Stored dataset items

-*-

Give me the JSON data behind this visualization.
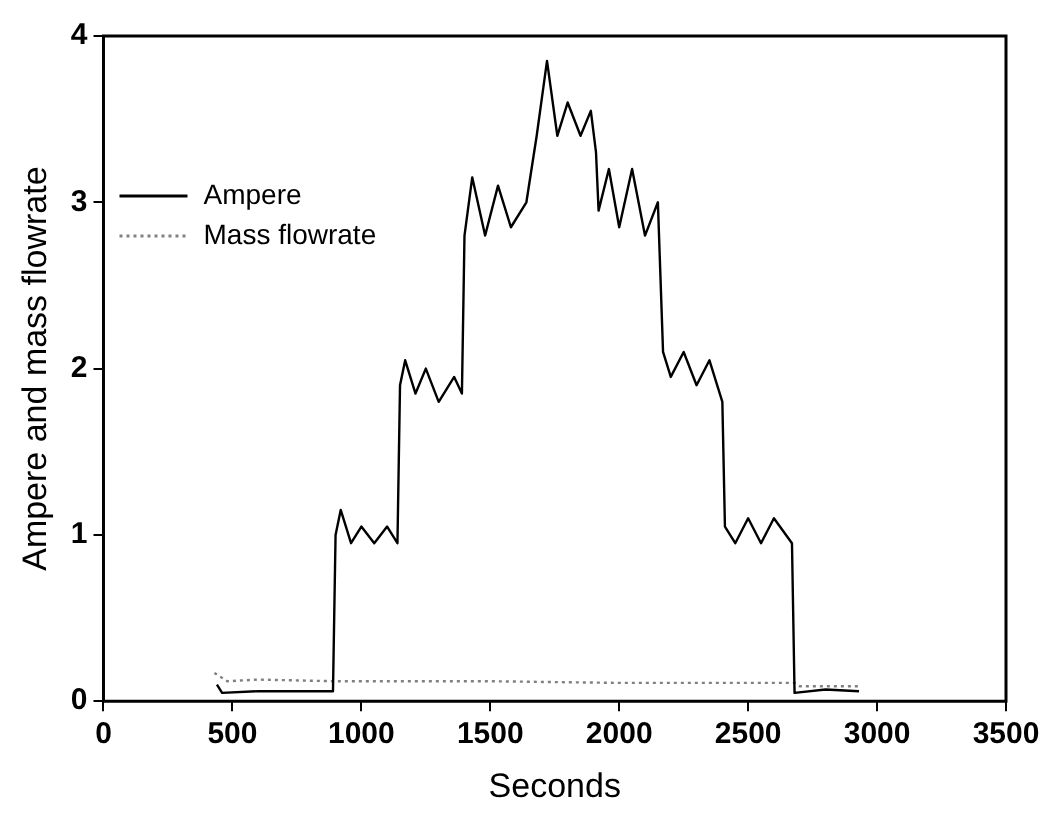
{
  "chart_data": {
    "type": "line",
    "xlabel": "Seconds",
    "ylabel": "Ampere and mass flowrate",
    "xlim": [
      0,
      3500
    ],
    "xticks": [
      0,
      500,
      1000,
      1500,
      2000,
      2500,
      3000,
      3500
    ],
    "ylim": [
      0,
      4
    ],
    "yticks": [
      0,
      1,
      2,
      3,
      4
    ],
    "grid": false,
    "legend": "top left",
    "marker": "none",
    "series": [
      {
        "name": "Ampere",
        "color": "#000000",
        "line_style": "solid",
        "x": [
          440,
          460,
          600,
          890,
          900,
          920,
          960,
          1000,
          1050,
          1100,
          1140,
          1150,
          1170,
          1210,
          1250,
          1300,
          1360,
          1390,
          1400,
          1430,
          1480,
          1530,
          1580,
          1640,
          1660,
          1680,
          1720,
          1760,
          1800,
          1850,
          1890,
          1910,
          1920,
          1960,
          2000,
          2050,
          2100,
          2150,
          2170,
          2200,
          2250,
          2300,
          2350,
          2400,
          2410,
          2450,
          2500,
          2550,
          2600,
          2670,
          2680,
          2800,
          2930
        ],
        "values": [
          0.1,
          0.05,
          0.06,
          0.06,
          1.0,
          1.15,
          0.95,
          1.05,
          0.95,
          1.05,
          0.95,
          1.9,
          2.05,
          1.85,
          2.0,
          1.8,
          1.95,
          1.85,
          2.8,
          3.15,
          2.8,
          3.1,
          2.85,
          3.0,
          3.2,
          3.4,
          3.85,
          3.4,
          3.6,
          3.4,
          3.55,
          3.3,
          2.95,
          3.2,
          2.85,
          3.2,
          2.8,
          3.0,
          2.1,
          1.95,
          2.1,
          1.9,
          2.05,
          1.8,
          1.05,
          0.95,
          1.1,
          0.95,
          1.1,
          0.95,
          0.05,
          0.07,
          0.06
        ]
      },
      {
        "name": "Mass flowrate",
        "color": "#808080",
        "line_style": "dotted",
        "x": [
          430,
          480,
          600,
          900,
          1500,
          2000,
          2680,
          2700,
          2930
        ],
        "values": [
          0.17,
          0.12,
          0.13,
          0.12,
          0.12,
          0.11,
          0.11,
          0.09,
          0.09
        ]
      }
    ]
  }
}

-*-

REQUIRED TASK = Pick out every line with the string "flowrate" and copy it.

EXERCISE OUTPUT =
    "ylabel": "Ampere and mass flowrate",
        "name": "Mass flowrate",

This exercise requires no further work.